» **Written exercise**
Filter the entries below, keeping every line that has the word "Serving".

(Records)
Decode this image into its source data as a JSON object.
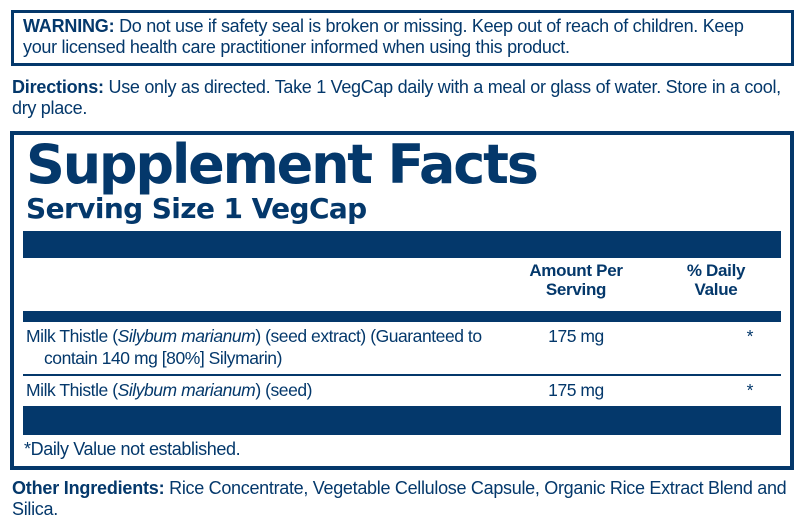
{
  "colors": {
    "navy": "#04386b",
    "background": "#ffffff"
  },
  "warning": {
    "label": "WARNING:",
    "text": "Do not use if safety seal is broken or missing. Keep out of reach of children. Keep your licensed health care practitioner informed when using this product."
  },
  "directions": {
    "label": "Directions:",
    "text": "Use only as directed. Take 1 VegCap daily with a meal or glass of water. Store in a cool, dry place."
  },
  "supplement_facts": {
    "title": "Supplement Facts",
    "serving_size": "Serving Size 1 VegCap",
    "columns": {
      "amount_lines": [
        "Amount Per",
        "Serving"
      ],
      "dv_lines": [
        "% Daily",
        "Value"
      ]
    },
    "rows": [
      {
        "name_lines": [
          [
            {
              "text": "Milk Thistle ("
            },
            {
              "text": "Silybum marianum",
              "italic": true
            },
            {
              "text": ") (seed extract) (Guaranteed to"
            }
          ],
          [
            {
              "text": "contain 140 mg [80%] Silymarin)"
            }
          ]
        ],
        "amount": "175 mg",
        "dv": "*"
      },
      {
        "name_lines": [
          [
            {
              "text": "Milk Thistle ("
            },
            {
              "text": "Silybum marianum",
              "italic": true
            },
            {
              "text": ") (seed)"
            }
          ]
        ],
        "amount": "175 mg",
        "dv": "*"
      }
    ],
    "footnote": "*Daily Value not established."
  },
  "other_ingredients": {
    "label": "Other Ingredients:",
    "text": "Rice Concentrate, Vegetable Cellulose Capsule, Organic Rice Extract Blend and Silica."
  }
}
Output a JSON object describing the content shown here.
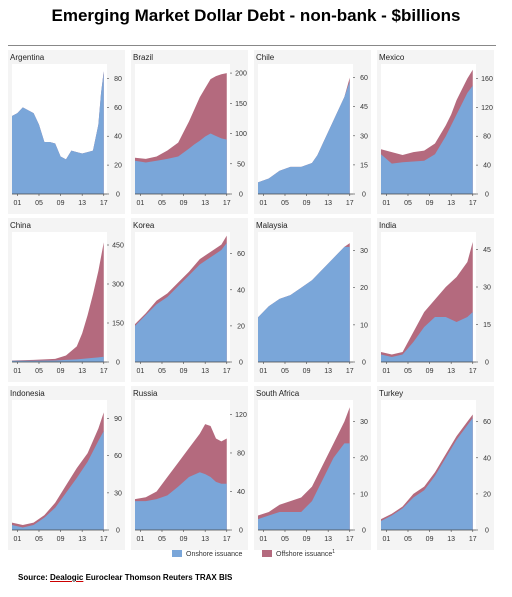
{
  "title": "Emerging Market Dollar Debt - non-bank - $billions",
  "source": {
    "prefix": "Source: ",
    "underlined": "Dealogic",
    "rest": " Euroclear Thomson Reuters TRAX BIS"
  },
  "colors": {
    "onshore": "#7aa6d9",
    "offshore": "#b46a7e",
    "axis": "#444444",
    "grid": "#cccccc"
  },
  "legend": [
    {
      "label": "Onshore issuance",
      "color": "#7aa6d9"
    },
    {
      "label": "Offshore issuance",
      "color": "#b46a7e",
      "superscript": "1"
    }
  ],
  "chart_data": [
    {
      "type": "area",
      "title": "Argentina",
      "x_ticks": [
        "01",
        "05",
        "09",
        "13",
        "17"
      ],
      "ylim": [
        0,
        90
      ],
      "y_ticks": [
        0,
        20,
        40,
        60,
        80
      ],
      "series": [
        {
          "name": "Onshore issuance",
          "x": [
            2000,
            2001,
            2002,
            2003,
            2004,
            2005,
            2006,
            2007,
            2008,
            2009,
            2010,
            2011,
            2012,
            2013,
            2014,
            2015,
            2016,
            2016.5,
            2017
          ],
          "values": [
            54,
            56,
            60,
            58,
            56,
            48,
            36,
            36,
            35,
            26,
            24,
            30,
            29,
            28,
            29,
            30,
            48,
            70,
            85
          ]
        },
        {
          "name": "Offshore issuance",
          "x": [
            2000,
            2017
          ],
          "values": [
            0,
            0
          ]
        }
      ]
    },
    {
      "type": "area",
      "title": "Brazil",
      "x_ticks": [
        "01",
        "05",
        "09",
        "13",
        "17"
      ],
      "ylim": [
        0,
        215
      ],
      "y_ticks": [
        0,
        50,
        100,
        150,
        200
      ],
      "series": [
        {
          "name": "Onshore issuance",
          "x": [
            2000,
            2002,
            2004,
            2006,
            2008,
            2010,
            2011,
            2012,
            2013,
            2014,
            2015,
            2016,
            2017
          ],
          "values": [
            55,
            52,
            55,
            58,
            62,
            75,
            82,
            88,
            95,
            100,
            96,
            92,
            90
          ]
        },
        {
          "name": "Offshore issuance",
          "x": [
            2000,
            2002,
            2004,
            2006,
            2008,
            2010,
            2011,
            2012,
            2013,
            2014,
            2015,
            2016,
            2017
          ],
          "values": [
            60,
            58,
            62,
            72,
            85,
            120,
            140,
            160,
            175,
            190,
            195,
            198,
            200
          ]
        }
      ]
    },
    {
      "type": "area",
      "title": "Chile",
      "x_ticks": [
        "01",
        "05",
        "09",
        "13",
        "17"
      ],
      "ylim": [
        0,
        67
      ],
      "y_ticks": [
        0,
        15,
        30,
        45,
        60
      ],
      "series": [
        {
          "name": "Onshore issuance",
          "x": [
            2000,
            2002,
            2004,
            2006,
            2008,
            2010,
            2011,
            2012,
            2013,
            2014,
            2015,
            2016,
            2017
          ],
          "values": [
            6,
            8,
            12,
            14,
            14,
            16,
            20,
            26,
            32,
            38,
            44,
            50,
            58
          ]
        },
        {
          "name": "Offshore issuance",
          "x": [
            2000,
            2002,
            2004,
            2006,
            2008,
            2010,
            2011,
            2012,
            2013,
            2014,
            2015,
            2016,
            2017
          ],
          "values": [
            6,
            8,
            12,
            14,
            14,
            16,
            20,
            26,
            32,
            38,
            44,
            50,
            60
          ]
        }
      ]
    },
    {
      "type": "area",
      "title": "Mexico",
      "x_ticks": [
        "01",
        "05",
        "09",
        "13",
        "17"
      ],
      "ylim": [
        0,
        180
      ],
      "y_ticks": [
        0,
        40,
        80,
        120,
        160
      ],
      "series": [
        {
          "name": "Onshore issuance",
          "x": [
            2000,
            2002,
            2004,
            2006,
            2008,
            2010,
            2012,
            2013,
            2014,
            2015,
            2016,
            2017
          ],
          "values": [
            55,
            42,
            44,
            45,
            46,
            55,
            80,
            95,
            110,
            125,
            140,
            150
          ]
        },
        {
          "name": "Offshore issuance",
          "x": [
            2000,
            2002,
            2004,
            2006,
            2008,
            2010,
            2012,
            2013,
            2014,
            2015,
            2016,
            2017
          ],
          "values": [
            62,
            58,
            54,
            58,
            60,
            70,
            95,
            110,
            130,
            145,
            160,
            172
          ]
        }
      ]
    },
    {
      "type": "area",
      "title": "China",
      "x_ticks": [
        "01",
        "05",
        "09",
        "13",
        "17"
      ],
      "ylim": [
        0,
        500
      ],
      "y_ticks": [
        0,
        150,
        300,
        450
      ],
      "series": [
        {
          "name": "Onshore issuance",
          "x": [
            2000,
            2004,
            2008,
            2010,
            2012,
            2013,
            2014,
            2015,
            2016,
            2017
          ],
          "values": [
            5,
            5,
            6,
            8,
            10,
            12,
            14,
            16,
            18,
            20
          ]
        },
        {
          "name": "Offshore issuance",
          "x": [
            2000,
            2004,
            2008,
            2010,
            2012,
            2013,
            2014,
            2015,
            2016,
            2017
          ],
          "values": [
            6,
            8,
            12,
            25,
            60,
            110,
            180,
            260,
            350,
            460
          ]
        }
      ]
    },
    {
      "type": "area",
      "title": "Korea",
      "x_ticks": [
        "01",
        "05",
        "09",
        "13",
        "17"
      ],
      "ylim": [
        0,
        72
      ],
      "y_ticks": [
        0,
        20,
        40,
        60
      ],
      "series": [
        {
          "name": "Onshore issuance",
          "x": [
            2000,
            2002,
            2004,
            2006,
            2008,
            2010,
            2012,
            2014,
            2016,
            2017
          ],
          "values": [
            20,
            26,
            32,
            36,
            42,
            48,
            54,
            58,
            62,
            66
          ]
        },
        {
          "name": "Offshore issuance",
          "x": [
            2000,
            2002,
            2004,
            2006,
            2008,
            2010,
            2012,
            2014,
            2016,
            2017
          ],
          "values": [
            21,
            27,
            34,
            38,
            44,
            50,
            57,
            61,
            65,
            70
          ]
        }
      ]
    },
    {
      "type": "area",
      "title": "Malaysia",
      "x_ticks": [
        "01",
        "05",
        "09",
        "13",
        "17"
      ],
      "ylim": [
        0,
        35
      ],
      "y_ticks": [
        0,
        10,
        20,
        30
      ],
      "series": [
        {
          "name": "Onshore issuance",
          "x": [
            2000,
            2002,
            2004,
            2006,
            2008,
            2010,
            2012,
            2014,
            2016,
            2017
          ],
          "values": [
            12,
            15,
            17,
            18,
            20,
            22,
            25,
            28,
            31,
            31
          ]
        },
        {
          "name": "Offshore issuance",
          "x": [
            2000,
            2002,
            2004,
            2006,
            2008,
            2010,
            2012,
            2014,
            2016,
            2017
          ],
          "values": [
            12,
            15,
            17,
            18,
            20,
            22,
            25,
            28,
            31,
            32
          ]
        }
      ]
    },
    {
      "type": "area",
      "title": "India",
      "x_ticks": [
        "01",
        "05",
        "09",
        "13",
        "17"
      ],
      "ylim": [
        0,
        52
      ],
      "y_ticks": [
        0,
        15,
        30,
        45
      ],
      "series": [
        {
          "name": "Onshore issuance",
          "x": [
            2000,
            2002,
            2004,
            2006,
            2008,
            2010,
            2012,
            2014,
            2016,
            2017
          ],
          "values": [
            3,
            2,
            3,
            8,
            14,
            18,
            18,
            16,
            18,
            20
          ]
        },
        {
          "name": "Offshore issuance",
          "x": [
            2000,
            2002,
            2004,
            2006,
            2008,
            2010,
            2012,
            2014,
            2016,
            2017
          ],
          "values": [
            4,
            3,
            4,
            12,
            20,
            25,
            30,
            34,
            40,
            48
          ]
        }
      ]
    },
    {
      "type": "area",
      "title": "Indonesia",
      "x_ticks": [
        "01",
        "05",
        "09",
        "13",
        "17"
      ],
      "ylim": [
        0,
        105
      ],
      "y_ticks": [
        0,
        30,
        60,
        90
      ],
      "series": [
        {
          "name": "Onshore issuance",
          "x": [
            2000,
            2002,
            2004,
            2006,
            2008,
            2010,
            2012,
            2014,
            2016,
            2017
          ],
          "values": [
            4,
            2,
            4,
            10,
            18,
            30,
            42,
            55,
            72,
            80
          ]
        },
        {
          "name": "Offshore issuance",
          "x": [
            2000,
            2002,
            2004,
            2006,
            2008,
            2010,
            2012,
            2014,
            2016,
            2017
          ],
          "values": [
            6,
            4,
            6,
            12,
            22,
            36,
            50,
            62,
            82,
            95
          ]
        }
      ]
    },
    {
      "type": "area",
      "title": "Russia",
      "x_ticks": [
        "01",
        "05",
        "09",
        "13",
        "17"
      ],
      "ylim": [
        0,
        135
      ],
      "y_ticks": [
        0,
        40,
        80,
        120
      ],
      "series": [
        {
          "name": "Onshore issuance",
          "x": [
            2000,
            2002,
            2004,
            2006,
            2008,
            2010,
            2012,
            2013,
            2014,
            2015,
            2016,
            2017
          ],
          "values": [
            30,
            30,
            32,
            36,
            45,
            55,
            60,
            58,
            55,
            50,
            48,
            48
          ]
        },
        {
          "name": "Offshore issuance",
          "x": [
            2000,
            2002,
            2004,
            2006,
            2008,
            2010,
            2012,
            2013,
            2014,
            2015,
            2016,
            2017
          ],
          "values": [
            32,
            34,
            40,
            55,
            70,
            85,
            100,
            110,
            108,
            95,
            92,
            95
          ]
        }
      ]
    },
    {
      "type": "area",
      "title": "South Africa",
      "x_ticks": [
        "01",
        "05",
        "09",
        "13",
        "17"
      ],
      "ylim": [
        0,
        36
      ],
      "y_ticks": [
        0,
        10,
        20,
        30
      ],
      "series": [
        {
          "name": "Onshore issuance",
          "x": [
            2000,
            2002,
            2004,
            2006,
            2008,
            2010,
            2012,
            2014,
            2016,
            2017
          ],
          "values": [
            3,
            4,
            5,
            5,
            5,
            8,
            14,
            20,
            24,
            24
          ]
        },
        {
          "name": "Offshore issuance",
          "x": [
            2000,
            2002,
            2004,
            2006,
            2008,
            2010,
            2012,
            2014,
            2016,
            2017
          ],
          "values": [
            4,
            5,
            7,
            8,
            9,
            12,
            18,
            24,
            30,
            34
          ]
        }
      ]
    },
    {
      "type": "area",
      "title": "Turkey",
      "x_ticks": [
        "01",
        "05",
        "09",
        "13",
        "17"
      ],
      "ylim": [
        0,
        72
      ],
      "y_ticks": [
        0,
        20,
        40,
        60
      ],
      "series": [
        {
          "name": "Onshore issuance",
          "x": [
            2000,
            2002,
            2004,
            2006,
            2008,
            2010,
            2012,
            2014,
            2016,
            2017
          ],
          "values": [
            5,
            8,
            12,
            18,
            22,
            30,
            40,
            50,
            58,
            62
          ]
        },
        {
          "name": "Offshore issuance",
          "x": [
            2000,
            2002,
            2004,
            2006,
            2008,
            2010,
            2012,
            2014,
            2016,
            2017
          ],
          "values": [
            6,
            9,
            13,
            20,
            24,
            32,
            42,
            52,
            60,
            64
          ]
        }
      ]
    }
  ]
}
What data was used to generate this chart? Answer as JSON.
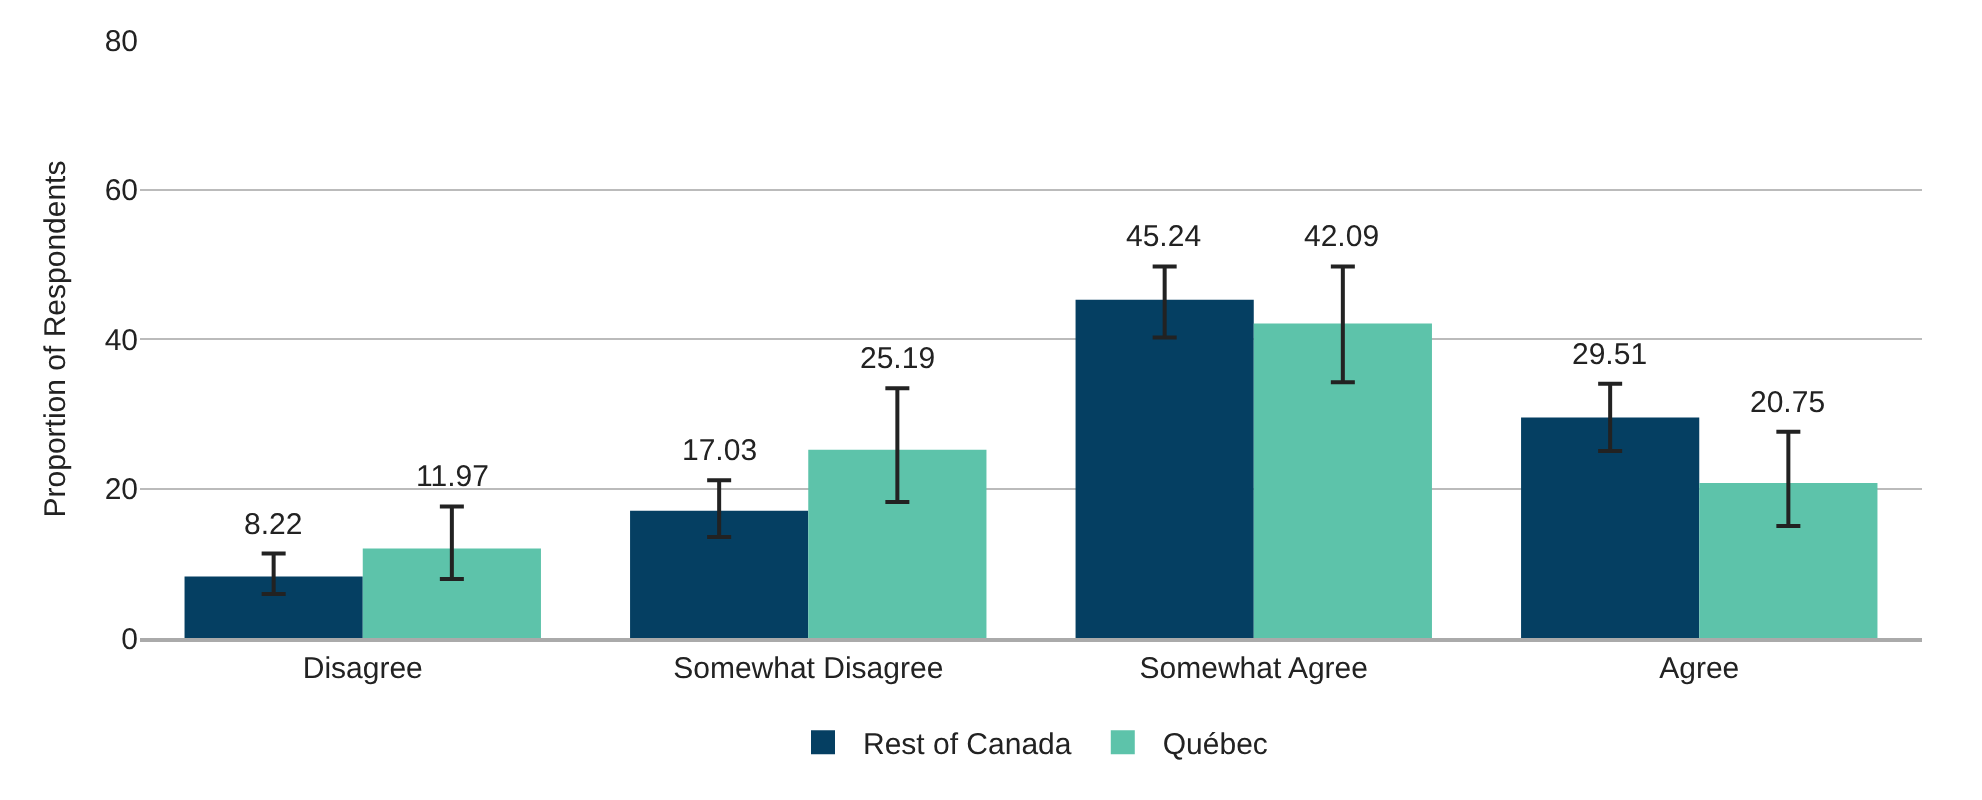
{
  "chart_data": {
    "type": "bar",
    "ylabel": "Proportion of Respondents",
    "categories": [
      "Disagree",
      "Somewhat Disagree",
      "Somewhat Agree",
      "Agree"
    ],
    "series": [
      {
        "name": "Rest of Canada",
        "color": "#053f62",
        "values": [
          8.22,
          17.03,
          45.24,
          29.51
        ],
        "errors": [
          [
            5.9,
            11.3
          ],
          [
            13.5,
            21.1
          ],
          [
            40.2,
            49.7
          ],
          [
            25.0,
            34.0
          ]
        ]
      },
      {
        "name": "Québec",
        "color": "#5dc3aa",
        "values": [
          11.97,
          25.19,
          42.09,
          20.75
        ],
        "errors": [
          [
            7.9,
            17.6
          ],
          [
            18.2,
            33.4
          ],
          [
            34.2,
            49.7
          ],
          [
            15.0,
            27.6
          ]
        ]
      }
    ],
    "ylim": [
      0,
      80
    ],
    "yticks": [
      0,
      20,
      40,
      60,
      80
    ],
    "grid": "y",
    "legend": "bottom",
    "data_labels": true
  }
}
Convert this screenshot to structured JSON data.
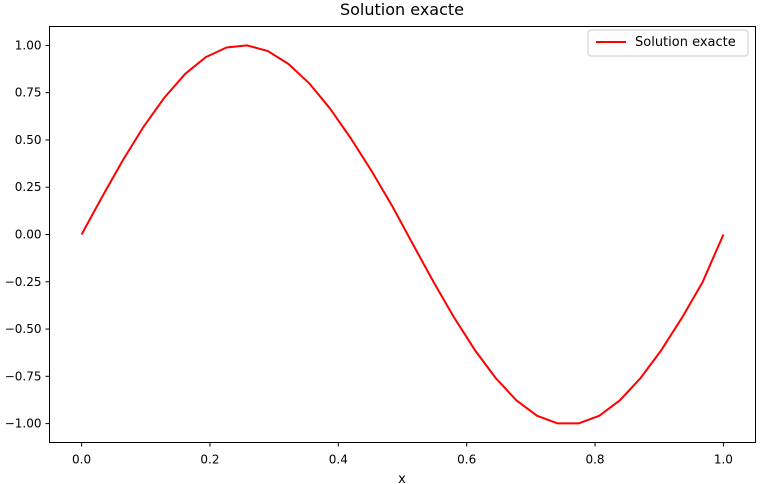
{
  "chart_data": {
    "type": "line",
    "title": "Solution exacte",
    "xlabel": "x",
    "ylabel": "",
    "xlim": [
      -0.05,
      1.05
    ],
    "ylim": [
      -1.1,
      1.1
    ],
    "xticks": [
      0.0,
      0.2,
      0.4,
      0.6,
      0.8,
      1.0
    ],
    "xtick_labels": [
      "0.0",
      "0.2",
      "0.4",
      "0.6",
      "0.8",
      "1.0"
    ],
    "yticks": [
      -1.0,
      -0.75,
      -0.5,
      -0.25,
      0.0,
      0.25,
      0.5,
      0.75,
      1.0
    ],
    "ytick_labels": [
      "−1.00",
      "−0.75",
      "−0.50",
      "−0.25",
      "0.00",
      "0.25",
      "0.50",
      "0.75",
      "1.00"
    ],
    "grid": false,
    "legend": {
      "position": "top-right",
      "entries": [
        "Solution exacte"
      ]
    },
    "series": [
      {
        "name": "Solution exacte",
        "color": "#ff0000",
        "x": [
          0.0,
          0.0323,
          0.0645,
          0.0968,
          0.129,
          0.1613,
          0.1935,
          0.2258,
          0.2581,
          0.2903,
          0.3226,
          0.3548,
          0.3871,
          0.4194,
          0.4516,
          0.4839,
          0.5161,
          0.5484,
          0.5806,
          0.6129,
          0.6452,
          0.6774,
          0.7097,
          0.7419,
          0.7742,
          0.8065,
          0.8387,
          0.871,
          0.9032,
          0.9355,
          0.9677,
          1.0
        ],
        "y": [
          0.0,
          0.201,
          0.394,
          0.571,
          0.724,
          0.849,
          0.938,
          0.989,
          1.0,
          0.97,
          0.901,
          0.799,
          0.666,
          0.509,
          0.337,
          0.151,
          -0.051,
          -0.251,
          -0.44,
          -0.612,
          -0.759,
          -0.877,
          -0.959,
          -0.999,
          -0.999,
          -0.959,
          -0.877,
          -0.759,
          -0.612,
          -0.44,
          -0.251,
          0.0
        ]
      }
    ]
  }
}
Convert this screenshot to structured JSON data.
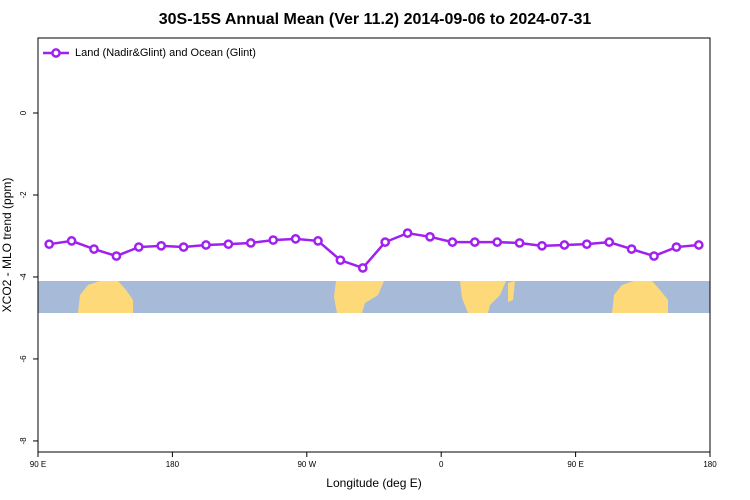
{
  "chart_data": {
    "type": "line",
    "title": "30S-15S Annual Mean (Ver 11.2)   2014-09-06 to 2024-07-31",
    "x_label": "Longitude (deg E)",
    "y_label": "XCO2 - MLO trend (ppm)",
    "x": [
      97.5,
      112.5,
      127.5,
      142.5,
      157.5,
      172.5,
      187.5,
      202.5,
      217.5,
      232.5,
      247.5,
      262.5,
      277.5,
      292.5,
      307.5,
      322.5,
      337.5,
      352.5,
      367.5,
      382.5,
      397.5,
      412.5,
      427.5,
      442.5,
      457.5,
      472.5,
      487.5,
      502.5,
      517.5,
      532.5
    ],
    "series": [
      {
        "name": "Land (Nadir&Glint) and Ocean (Glint)",
        "color": "#a020f0",
        "values": [
          -3.2,
          -3.12,
          -3.32,
          -3.49,
          -3.27,
          -3.24,
          -3.27,
          -3.22,
          -3.2,
          -3.17,
          -3.1,
          -3.07,
          -3.12,
          -3.59,
          -3.78,
          -3.15,
          -2.93,
          -3.02,
          -3.15,
          -3.15,
          -3.15,
          -3.17,
          -3.24,
          -3.22,
          -3.2,
          -3.15,
          -3.32,
          -3.49,
          -3.27,
          -3.22
        ]
      }
    ],
    "xlim": [
      90,
      540
    ],
    "xticks": [
      {
        "value": 90,
        "label": "90 E"
      },
      {
        "value": 180,
        "label": "180"
      },
      {
        "value": 270,
        "label": "90 W"
      },
      {
        "value": 360,
        "label": "0"
      },
      {
        "value": 450,
        "label": "90 E"
      },
      {
        "value": 540,
        "label": "180"
      }
    ],
    "ylim": [
      -8.27,
      1.83
    ],
    "yticks": [
      0,
      -2,
      -4,
      -6,
      -8
    ],
    "legend": "top-left"
  }
}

» **Response below**
    "serving_size": "Serving Size 1 VegCap",
        "Serving"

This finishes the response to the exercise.